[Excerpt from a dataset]
━━━━━━━━━━━━━━━━━━━━

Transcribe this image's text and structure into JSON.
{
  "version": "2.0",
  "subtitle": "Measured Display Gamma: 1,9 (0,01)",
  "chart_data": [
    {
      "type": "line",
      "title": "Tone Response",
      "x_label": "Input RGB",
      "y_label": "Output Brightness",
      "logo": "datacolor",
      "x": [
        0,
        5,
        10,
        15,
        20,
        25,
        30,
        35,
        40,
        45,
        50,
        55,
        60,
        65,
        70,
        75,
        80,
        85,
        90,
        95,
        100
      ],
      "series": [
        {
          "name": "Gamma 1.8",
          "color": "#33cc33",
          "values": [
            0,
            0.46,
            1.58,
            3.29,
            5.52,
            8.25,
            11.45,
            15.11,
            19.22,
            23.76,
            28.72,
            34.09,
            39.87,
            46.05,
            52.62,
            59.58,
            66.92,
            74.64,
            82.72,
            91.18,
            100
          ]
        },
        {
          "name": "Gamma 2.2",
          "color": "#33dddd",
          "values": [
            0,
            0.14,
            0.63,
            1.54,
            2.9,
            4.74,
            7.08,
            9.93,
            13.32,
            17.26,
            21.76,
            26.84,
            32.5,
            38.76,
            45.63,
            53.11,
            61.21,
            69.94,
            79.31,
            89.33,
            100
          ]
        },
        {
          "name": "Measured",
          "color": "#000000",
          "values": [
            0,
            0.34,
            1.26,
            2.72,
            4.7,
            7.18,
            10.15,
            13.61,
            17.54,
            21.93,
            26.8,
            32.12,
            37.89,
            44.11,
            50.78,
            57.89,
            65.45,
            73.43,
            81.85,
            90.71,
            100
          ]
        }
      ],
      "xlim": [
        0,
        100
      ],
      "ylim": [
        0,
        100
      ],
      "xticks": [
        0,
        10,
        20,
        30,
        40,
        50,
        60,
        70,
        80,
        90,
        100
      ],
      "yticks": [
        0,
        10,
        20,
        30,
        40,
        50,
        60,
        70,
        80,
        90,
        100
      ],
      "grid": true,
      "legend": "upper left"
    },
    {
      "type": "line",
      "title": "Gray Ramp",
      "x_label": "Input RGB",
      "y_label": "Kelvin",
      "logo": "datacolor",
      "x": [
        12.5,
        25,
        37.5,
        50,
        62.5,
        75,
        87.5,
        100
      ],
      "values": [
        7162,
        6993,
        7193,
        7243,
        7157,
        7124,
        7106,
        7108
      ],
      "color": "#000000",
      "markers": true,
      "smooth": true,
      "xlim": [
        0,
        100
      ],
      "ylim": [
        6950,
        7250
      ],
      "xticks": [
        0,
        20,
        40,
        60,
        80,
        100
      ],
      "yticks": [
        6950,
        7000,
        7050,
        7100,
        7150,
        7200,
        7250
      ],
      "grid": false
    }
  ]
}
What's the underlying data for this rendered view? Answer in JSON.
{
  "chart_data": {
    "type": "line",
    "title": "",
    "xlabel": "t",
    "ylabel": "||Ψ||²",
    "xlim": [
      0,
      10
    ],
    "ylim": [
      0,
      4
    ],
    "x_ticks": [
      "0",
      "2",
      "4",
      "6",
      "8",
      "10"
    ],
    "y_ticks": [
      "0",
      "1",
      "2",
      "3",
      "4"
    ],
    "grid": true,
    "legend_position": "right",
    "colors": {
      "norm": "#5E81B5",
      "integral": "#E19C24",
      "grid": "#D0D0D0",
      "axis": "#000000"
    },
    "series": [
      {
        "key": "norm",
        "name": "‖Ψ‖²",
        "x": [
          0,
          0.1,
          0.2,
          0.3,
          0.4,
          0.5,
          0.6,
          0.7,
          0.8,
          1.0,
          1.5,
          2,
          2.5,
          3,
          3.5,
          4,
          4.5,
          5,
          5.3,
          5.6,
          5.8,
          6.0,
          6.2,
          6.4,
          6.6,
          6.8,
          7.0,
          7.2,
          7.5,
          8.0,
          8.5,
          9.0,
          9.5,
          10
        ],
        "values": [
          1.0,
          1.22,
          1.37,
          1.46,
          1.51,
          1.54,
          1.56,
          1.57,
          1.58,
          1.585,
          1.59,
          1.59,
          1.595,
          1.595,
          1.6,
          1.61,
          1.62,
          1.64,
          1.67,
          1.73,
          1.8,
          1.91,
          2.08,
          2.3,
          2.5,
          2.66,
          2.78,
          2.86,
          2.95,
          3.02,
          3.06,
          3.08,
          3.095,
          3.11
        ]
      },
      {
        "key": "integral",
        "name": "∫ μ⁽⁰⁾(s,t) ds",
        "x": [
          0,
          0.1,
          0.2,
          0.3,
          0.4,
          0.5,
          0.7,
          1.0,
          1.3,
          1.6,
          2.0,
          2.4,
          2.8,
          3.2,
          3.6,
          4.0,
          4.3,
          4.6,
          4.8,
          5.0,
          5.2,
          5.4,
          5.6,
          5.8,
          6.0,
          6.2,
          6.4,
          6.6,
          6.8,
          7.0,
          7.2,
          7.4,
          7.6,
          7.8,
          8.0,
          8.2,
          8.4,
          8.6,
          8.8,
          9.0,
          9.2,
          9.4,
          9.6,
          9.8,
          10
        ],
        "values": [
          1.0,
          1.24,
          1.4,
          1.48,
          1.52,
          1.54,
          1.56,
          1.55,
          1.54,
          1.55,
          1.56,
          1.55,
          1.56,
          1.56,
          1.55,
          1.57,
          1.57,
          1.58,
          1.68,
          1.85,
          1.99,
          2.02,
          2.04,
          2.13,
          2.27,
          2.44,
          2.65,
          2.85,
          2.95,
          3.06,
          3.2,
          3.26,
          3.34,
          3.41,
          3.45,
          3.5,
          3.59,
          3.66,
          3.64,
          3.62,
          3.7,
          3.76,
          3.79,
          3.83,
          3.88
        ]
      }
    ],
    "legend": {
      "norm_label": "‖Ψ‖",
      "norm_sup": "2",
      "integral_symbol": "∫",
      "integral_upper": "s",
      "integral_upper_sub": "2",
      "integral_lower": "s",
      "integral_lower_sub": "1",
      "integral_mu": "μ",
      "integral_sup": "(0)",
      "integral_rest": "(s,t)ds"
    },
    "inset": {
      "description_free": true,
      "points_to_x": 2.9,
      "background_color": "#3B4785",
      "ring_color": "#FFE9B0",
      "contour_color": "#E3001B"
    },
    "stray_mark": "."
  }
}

━━━━━━━━━━━━━━━━━━━━

| Job |
Type out the whole listing above again, exactly as it stands.

| Solution for this problem |
Transcribe this image's text and structure into JSON.
{
  "version": "2.0",
  "subtitle": "Measured Display Gamma: 1,9 (0,01)",
  "chart_data": [
    {
      "type": "line",
      "title": "Tone Response",
      "x_label": "Input RGB",
      "y_label": "Output Brightness",
      "logo": "datacolor",
      "x": [
        0,
        5,
        10,
        15,
        20,
        25,
        30,
        35,
        40,
        45,
        50,
        55,
        60,
        65,
        70,
        75,
        80,
        85,
        90,
        95,
        100
      ],
      "series": [
        {
          "name": "Gamma 1.8",
          "color": "#33cc33",
          "values": [
            0,
            0.46,
            1.58,
            3.29,
            5.52,
            8.25,
            11.45,
            15.11,
            19.22,
            23.76,
            28.72,
            34.09,
            39.87,
            46.05,
            52.62,
            59.58,
            66.92,
            74.64,
            82.72,
            91.18,
            100
          ]
        },
        {
          "name": "Gamma 2.2",
          "color": "#33dddd",
          "values": [
            0,
            0.14,
            0.63,
            1.54,
            2.9,
            4.74,
            7.08,
            9.93,
            13.32,
            17.26,
            21.76,
            26.84,
            32.5,
            38.76,
            45.63,
            53.11,
            61.21,
            69.94,
            79.31,
            89.33,
            100
          ]
        },
        {
          "name": "Measured",
          "color": "#000000",
          "values": [
            0,
            0.34,
            1.26,
            2.72,
            4.7,
            7.18,
            10.15,
            13.61,
            17.54,
            21.93,
            26.8,
            32.12,
            37.89,
            44.11,
            50.78,
            57.89,
            65.45,
            73.43,
            81.85,
            90.71,
            100
          ]
        }
      ],
      "xlim": [
        0,
        100
      ],
      "ylim": [
        0,
        100
      ],
      "xticks": [
        0,
        10,
        20,
        30,
        40,
        50,
        60,
        70,
        80,
        90,
        100
      ],
      "yticks": [
        0,
        10,
        20,
        30,
        40,
        50,
        60,
        70,
        80,
        90,
        100
      ],
      "grid": true,
      "legend": "upper left"
    },
    {
      "type": "line",
      "title": "Gray Ramp",
      "x_label": "Input RGB",
      "y_label": "Kelvin",
      "logo": "datacolor",
      "x": [
        12.5,
        25,
        37.5,
        50,
        62.5,
        75,
        87.5,
        100
      ],
      "values": [
        7162,
        6993,
        7193,
        7243,
        7157,
        7124,
        7106,
        7108
      ],
      "color": "#000000",
      "markers": true,
      "smooth": true,
      "xlim": [
        0,
        100
      ],
      "ylim": [
        6950,
        7250
      ],
      "xticks": [
        0,
        20,
        40,
        60,
        80,
        100
      ],
      "yticks": [
        6950,
        7000,
        7050,
        7100,
        7150,
        7200,
        7250
      ],
      "grid": false
    }
  ]
}
What's the underlying data for this rendered view? Answer in JSON.
{
  "chart_data": {
    "type": "line",
    "title": "",
    "xlabel": "t",
    "ylabel": "||Ψ||²",
    "xlim": [
      0,
      10
    ],
    "ylim": [
      0,
      4
    ],
    "x_ticks": [
      "0",
      "2",
      "4",
      "6",
      "8",
      "10"
    ],
    "y_ticks": [
      "0",
      "1",
      "2",
      "3",
      "4"
    ],
    "grid": true,
    "legend_position": "right",
    "colors": {
      "norm": "#5E81B5",
      "integral": "#E19C24",
      "grid": "#D0D0D0",
      "axis": "#000000"
    },
    "series": [
      {
        "key": "norm",
        "name": "‖Ψ‖²",
        "x": [
          0,
          0.1,
          0.2,
          0.3,
          0.4,
          0.5,
          0.6,
          0.7,
          0.8,
          1.0,
          1.5,
          2,
          2.5,
          3,
          3.5,
          4,
          4.5,
          5,
          5.3,
          5.6,
          5.8,
          6.0,
          6.2,
          6.4,
          6.6,
          6.8,
          7.0,
          7.2,
          7.5,
          8.0,
          8.5,
          9.0,
          9.5,
          10
        ],
        "values": [
          1.0,
          1.22,
          1.37,
          1.46,
          1.51,
          1.54,
          1.56,
          1.57,
          1.58,
          1.585,
          1.59,
          1.59,
          1.595,
          1.595,
          1.6,
          1.61,
          1.62,
          1.64,
          1.67,
          1.73,
          1.8,
          1.91,
          2.08,
          2.3,
          2.5,
          2.66,
          2.78,
          2.86,
          2.95,
          3.02,
          3.06,
          3.08,
          3.095,
          3.11
        ]
      },
      {
        "key": "integral",
        "name": "∫ μ⁽⁰⁾(s,t) ds",
        "x": [
          0,
          0.1,
          0.2,
          0.3,
          0.4,
          0.5,
          0.7,
          1.0,
          1.3,
          1.6,
          2.0,
          2.4,
          2.8,
          3.2,
          3.6,
          4.0,
          4.3,
          4.6,
          4.8,
          5.0,
          5.2,
          5.4,
          5.6,
          5.8,
          6.0,
          6.2,
          6.4,
          6.6,
          6.8,
          7.0,
          7.2,
          7.4,
          7.6,
          7.8,
          8.0,
          8.2,
          8.4,
          8.6,
          8.8,
          9.0,
          9.2,
          9.4,
          9.6,
          9.8,
          10
        ],
        "values": [
          1.0,
          1.24,
          1.4,
          1.48,
          1.52,
          1.54,
          1.56,
          1.55,
          1.54,
          1.55,
          1.56,
          1.55,
          1.56,
          1.56,
          1.55,
          1.57,
          1.57,
          1.58,
          1.68,
          1.85,
          1.99,
          2.02,
          2.04,
          2.13,
          2.27,
          2.44,
          2.65,
          2.85,
          2.95,
          3.06,
          3.2,
          3.26,
          3.34,
          3.41,
          3.45,
          3.5,
          3.59,
          3.66,
          3.64,
          3.62,
          3.7,
          3.76,
          3.79,
          3.83,
          3.88
        ]
      }
    ],
    "legend": {
      "norm_label": "‖Ψ‖",
      "norm_sup": "2",
      "integral_symbol": "∫",
      "integral_upper": "s",
      "integral_upper_sub": "2",
      "integral_lower": "s",
      "integral_lower_sub": "1",
      "integral_mu": "μ",
      "integral_sup": "(0)",
      "integral_rest": "(s,t)ds"
    },
    "inset": {
      "description_free": true,
      "points_to_x": 2.9,
      "background_color": "#3B4785",
      "ring_color": "#FFE9B0",
      "contour_color": "#E3001B"
    },
    "stray_mark": "."
  }
}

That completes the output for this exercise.